START Passage given

Ok, that makes more sense. In my case, the md array is the entire drive,
minus partition and boot sector header, which is why I expected scanning
that would be good enough.
But as been pointed out already, it's very possible that the bad
sectors happened either on the parity drive that didn't get scanned, or
the unused space before the md array data actually starts on the drive.

> Or just ignore them.  You aren't using them, so they can't hurt you.
> However, do look at the sector numbers in the SMART reports to make sure
> they aren't in the data area.  (If you aren't using the whole disk for

The smart scan log for that drive didn't seem to show where said bad
sectores were (smartctl -a, log at the end). Either way, now they've
been remapped, so it's fine.

On Tue, Jun 07, 2016 at 03:57:31PM +0200, Andreas Klauer wrote:
> On Mon, Jun 06, 2016 at 10:41:13AM -0700, Marc MERLIN wrote:
> > Howdy, I have a raid 5 where one drive reported this:
> > 197 Current_Pending_Sector  0x0032   200   199   000    Old_age   Always -       29
> 
> RAID survival depends on healthy drives. This one does not look healthy.

END Passage given
START Extracted information

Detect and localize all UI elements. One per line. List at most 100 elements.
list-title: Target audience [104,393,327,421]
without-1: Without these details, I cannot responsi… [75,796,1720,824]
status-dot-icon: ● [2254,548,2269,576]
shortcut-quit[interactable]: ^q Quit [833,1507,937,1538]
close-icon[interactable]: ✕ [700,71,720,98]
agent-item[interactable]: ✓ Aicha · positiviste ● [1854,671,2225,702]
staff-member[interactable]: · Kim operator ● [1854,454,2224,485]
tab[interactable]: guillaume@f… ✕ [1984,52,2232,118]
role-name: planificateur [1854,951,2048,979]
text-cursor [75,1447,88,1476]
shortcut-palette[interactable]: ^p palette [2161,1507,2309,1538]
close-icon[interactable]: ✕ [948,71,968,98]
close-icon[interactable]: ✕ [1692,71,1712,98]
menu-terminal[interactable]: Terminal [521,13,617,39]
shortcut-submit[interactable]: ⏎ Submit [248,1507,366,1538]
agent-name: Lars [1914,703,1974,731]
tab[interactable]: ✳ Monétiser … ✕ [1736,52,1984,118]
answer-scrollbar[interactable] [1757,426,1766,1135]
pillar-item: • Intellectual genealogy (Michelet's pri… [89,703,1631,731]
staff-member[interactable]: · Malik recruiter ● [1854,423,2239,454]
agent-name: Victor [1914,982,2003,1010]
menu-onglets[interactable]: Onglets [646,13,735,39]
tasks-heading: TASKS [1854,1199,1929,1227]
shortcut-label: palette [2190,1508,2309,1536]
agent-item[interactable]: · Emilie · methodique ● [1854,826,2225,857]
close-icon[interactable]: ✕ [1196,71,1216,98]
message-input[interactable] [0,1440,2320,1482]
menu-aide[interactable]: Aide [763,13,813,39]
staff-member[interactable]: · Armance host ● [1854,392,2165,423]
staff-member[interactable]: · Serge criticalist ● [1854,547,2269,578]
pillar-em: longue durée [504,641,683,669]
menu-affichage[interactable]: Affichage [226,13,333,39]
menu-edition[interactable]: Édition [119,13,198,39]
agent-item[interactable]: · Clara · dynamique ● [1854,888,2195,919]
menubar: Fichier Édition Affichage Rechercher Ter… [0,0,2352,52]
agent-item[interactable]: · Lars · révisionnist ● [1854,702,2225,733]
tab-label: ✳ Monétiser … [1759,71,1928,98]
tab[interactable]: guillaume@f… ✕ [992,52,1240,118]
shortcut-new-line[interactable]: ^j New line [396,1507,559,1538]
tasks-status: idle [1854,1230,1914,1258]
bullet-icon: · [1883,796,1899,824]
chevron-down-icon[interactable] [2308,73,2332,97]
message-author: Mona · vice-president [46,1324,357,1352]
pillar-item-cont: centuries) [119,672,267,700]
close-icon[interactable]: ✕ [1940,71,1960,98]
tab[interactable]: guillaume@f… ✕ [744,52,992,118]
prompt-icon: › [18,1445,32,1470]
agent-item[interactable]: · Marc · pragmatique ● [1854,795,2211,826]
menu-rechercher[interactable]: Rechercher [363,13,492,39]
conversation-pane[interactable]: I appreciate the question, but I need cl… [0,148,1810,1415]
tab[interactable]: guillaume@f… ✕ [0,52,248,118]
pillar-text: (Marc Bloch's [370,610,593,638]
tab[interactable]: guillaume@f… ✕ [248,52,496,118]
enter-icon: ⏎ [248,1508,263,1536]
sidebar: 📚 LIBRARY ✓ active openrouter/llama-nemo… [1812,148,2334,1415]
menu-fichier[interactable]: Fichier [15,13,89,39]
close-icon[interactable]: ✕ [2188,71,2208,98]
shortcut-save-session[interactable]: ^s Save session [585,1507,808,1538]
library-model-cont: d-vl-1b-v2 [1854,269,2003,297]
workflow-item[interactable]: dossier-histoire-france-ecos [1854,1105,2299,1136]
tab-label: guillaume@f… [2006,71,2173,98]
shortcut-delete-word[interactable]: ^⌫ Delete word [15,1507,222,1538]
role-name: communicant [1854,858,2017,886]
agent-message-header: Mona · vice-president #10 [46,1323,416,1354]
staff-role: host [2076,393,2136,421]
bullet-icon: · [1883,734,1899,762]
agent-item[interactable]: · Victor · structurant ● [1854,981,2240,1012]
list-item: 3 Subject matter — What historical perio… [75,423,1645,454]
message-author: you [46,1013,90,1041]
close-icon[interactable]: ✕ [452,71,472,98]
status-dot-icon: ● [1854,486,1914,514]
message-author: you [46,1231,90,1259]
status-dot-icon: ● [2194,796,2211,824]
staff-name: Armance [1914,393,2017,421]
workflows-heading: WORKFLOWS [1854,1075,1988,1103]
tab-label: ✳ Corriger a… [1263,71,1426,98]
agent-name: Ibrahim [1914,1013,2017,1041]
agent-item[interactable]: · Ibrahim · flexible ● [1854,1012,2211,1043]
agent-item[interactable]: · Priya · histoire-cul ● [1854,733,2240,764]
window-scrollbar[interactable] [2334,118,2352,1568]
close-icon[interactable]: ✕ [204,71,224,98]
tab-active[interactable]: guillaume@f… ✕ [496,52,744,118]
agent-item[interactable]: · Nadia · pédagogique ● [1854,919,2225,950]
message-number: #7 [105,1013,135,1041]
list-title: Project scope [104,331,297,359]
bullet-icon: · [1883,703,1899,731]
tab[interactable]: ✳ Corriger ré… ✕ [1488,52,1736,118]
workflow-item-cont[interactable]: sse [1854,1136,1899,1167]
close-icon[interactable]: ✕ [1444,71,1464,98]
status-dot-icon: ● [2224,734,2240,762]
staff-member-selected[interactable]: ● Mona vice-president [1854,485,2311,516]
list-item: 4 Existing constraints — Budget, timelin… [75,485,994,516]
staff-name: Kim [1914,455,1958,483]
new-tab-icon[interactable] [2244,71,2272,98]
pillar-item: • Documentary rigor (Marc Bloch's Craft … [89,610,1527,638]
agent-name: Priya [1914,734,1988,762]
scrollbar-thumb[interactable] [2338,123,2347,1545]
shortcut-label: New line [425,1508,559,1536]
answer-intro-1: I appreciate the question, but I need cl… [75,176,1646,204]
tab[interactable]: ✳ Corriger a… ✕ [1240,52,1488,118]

END Extracted information

▶ [Directions]:
a: From the SMART line quoted in the RAID discussion, list every numeric value in the order it appears.
b: According to the RAID discussion, which command was used to produce the SMART scan log for the drive?
c: Carry the RAID discussion forward from its last line, in the same mailing-list style.

▶ [Expected responses]:
a: 197, 0x0032, 200, 199, 000, 29

b: smartctl -a

c:
> If the data on your RAID is important, I'd replace this drive. Getting 
> this count back down to zero doesn't make it any more trustworthy.

Yeah, I hear what you're saying here. I usually do this actually. If
this drive grows another single bad sector, I will do this, but at this
time the hassle fo replacing the drive is not worth it yet.
The array is also used to hold offsite backups of backups of personal
data (not work stuff)

Thanks for the replies.
Marc
-- 
"A mouse is a device used to point at the xterm you want to type in" - A.S.R.
Microsoft is to operating systems ....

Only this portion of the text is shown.